[Extracted data entries]
• • • •

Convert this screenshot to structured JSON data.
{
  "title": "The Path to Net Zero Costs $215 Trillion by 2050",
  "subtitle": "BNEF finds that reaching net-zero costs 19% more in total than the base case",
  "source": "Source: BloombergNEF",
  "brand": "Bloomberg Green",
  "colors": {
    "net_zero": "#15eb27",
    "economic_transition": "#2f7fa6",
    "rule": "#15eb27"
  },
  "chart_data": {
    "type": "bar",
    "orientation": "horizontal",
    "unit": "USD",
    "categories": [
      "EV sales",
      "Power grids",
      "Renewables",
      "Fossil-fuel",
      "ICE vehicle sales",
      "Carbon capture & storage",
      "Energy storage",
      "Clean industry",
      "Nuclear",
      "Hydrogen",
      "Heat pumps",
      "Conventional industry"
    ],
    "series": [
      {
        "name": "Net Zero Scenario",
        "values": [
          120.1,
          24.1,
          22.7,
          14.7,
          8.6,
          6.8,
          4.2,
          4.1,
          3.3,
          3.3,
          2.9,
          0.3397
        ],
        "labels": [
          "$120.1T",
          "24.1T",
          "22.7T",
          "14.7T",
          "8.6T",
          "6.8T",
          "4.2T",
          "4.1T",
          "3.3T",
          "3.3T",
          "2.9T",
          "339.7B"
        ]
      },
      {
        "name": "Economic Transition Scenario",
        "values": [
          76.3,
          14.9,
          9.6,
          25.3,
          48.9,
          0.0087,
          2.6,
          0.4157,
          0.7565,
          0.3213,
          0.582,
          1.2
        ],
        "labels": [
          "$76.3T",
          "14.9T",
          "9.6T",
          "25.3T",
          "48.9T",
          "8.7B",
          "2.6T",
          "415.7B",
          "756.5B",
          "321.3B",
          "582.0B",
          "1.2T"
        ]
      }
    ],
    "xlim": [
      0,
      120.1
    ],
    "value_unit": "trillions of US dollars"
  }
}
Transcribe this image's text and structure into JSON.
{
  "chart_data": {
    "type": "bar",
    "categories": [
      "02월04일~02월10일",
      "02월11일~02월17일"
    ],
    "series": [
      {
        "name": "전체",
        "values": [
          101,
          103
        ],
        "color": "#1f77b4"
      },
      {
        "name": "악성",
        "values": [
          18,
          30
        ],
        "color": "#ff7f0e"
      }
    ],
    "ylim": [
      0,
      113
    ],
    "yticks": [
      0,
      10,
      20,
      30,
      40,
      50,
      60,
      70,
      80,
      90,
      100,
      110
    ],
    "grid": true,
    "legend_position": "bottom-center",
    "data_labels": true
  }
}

• • • •

### REQUIREMENTS
Make an exact copy of the material above.

### REPLY
Convert this screenshot to structured JSON data.
{
  "title": "The Path to Net Zero Costs $215 Trillion by 2050",
  "subtitle": "BNEF finds that reaching net-zero costs 19% more in total than the base case",
  "source": "Source: BloombergNEF",
  "brand": "Bloomberg Green",
  "colors": {
    "net_zero": "#15eb27",
    "economic_transition": "#2f7fa6",
    "rule": "#15eb27"
  },
  "chart_data": {
    "type": "bar",
    "orientation": "horizontal",
    "unit": "USD",
    "categories": [
      "EV sales",
      "Power grids",
      "Renewables",
      "Fossil-fuel",
      "ICE vehicle sales",
      "Carbon capture & storage",
      "Energy storage",
      "Clean industry",
      "Nuclear",
      "Hydrogen",
      "Heat pumps",
      "Conventional industry"
    ],
    "series": [
      {
        "name": "Net Zero Scenario",
        "values": [
          120.1,
          24.1,
          22.7,
          14.7,
          8.6,
          6.8,
          4.2,
          4.1,
          3.3,
          3.3,
          2.9,
          0.3397
        ],
        "labels": [
          "$120.1T",
          "24.1T",
          "22.7T",
          "14.7T",
          "8.6T",
          "6.8T",
          "4.2T",
          "4.1T",
          "3.3T",
          "3.3T",
          "2.9T",
          "339.7B"
        ]
      },
      {
        "name": "Economic Transition Scenario",
        "values": [
          76.3,
          14.9,
          9.6,
          25.3,
          48.9,
          0.0087,
          2.6,
          0.4157,
          0.7565,
          0.3213,
          0.582,
          1.2
        ],
        "labels": [
          "$76.3T",
          "14.9T",
          "9.6T",
          "25.3T",
          "48.9T",
          "8.7B",
          "2.6T",
          "415.7B",
          "756.5B",
          "321.3B",
          "582.0B",
          "1.2T"
        ]
      }
    ],
    "xlim": [
      0,
      120.1
    ],
    "value_unit": "trillions of US dollars"
  }
}
Transcribe this image's text and structure into JSON.
{
  "chart_data": {
    "type": "bar",
    "categories": [
      "02월04일~02월10일",
      "02월11일~02월17일"
    ],
    "series": [
      {
        "name": "전체",
        "values": [
          101,
          103
        ],
        "color": "#1f77b4"
      },
      {
        "name": "악성",
        "values": [
          18,
          30
        ],
        "color": "#ff7f0e"
      }
    ],
    "ylim": [
      0,
      113
    ],
    "yticks": [
      0,
      10,
      20,
      30,
      40,
      50,
      60,
      70,
      80,
      90,
      100,
      110
    ],
    "grid": true,
    "legend_position": "bottom-center",
    "data_labels": true
  }
}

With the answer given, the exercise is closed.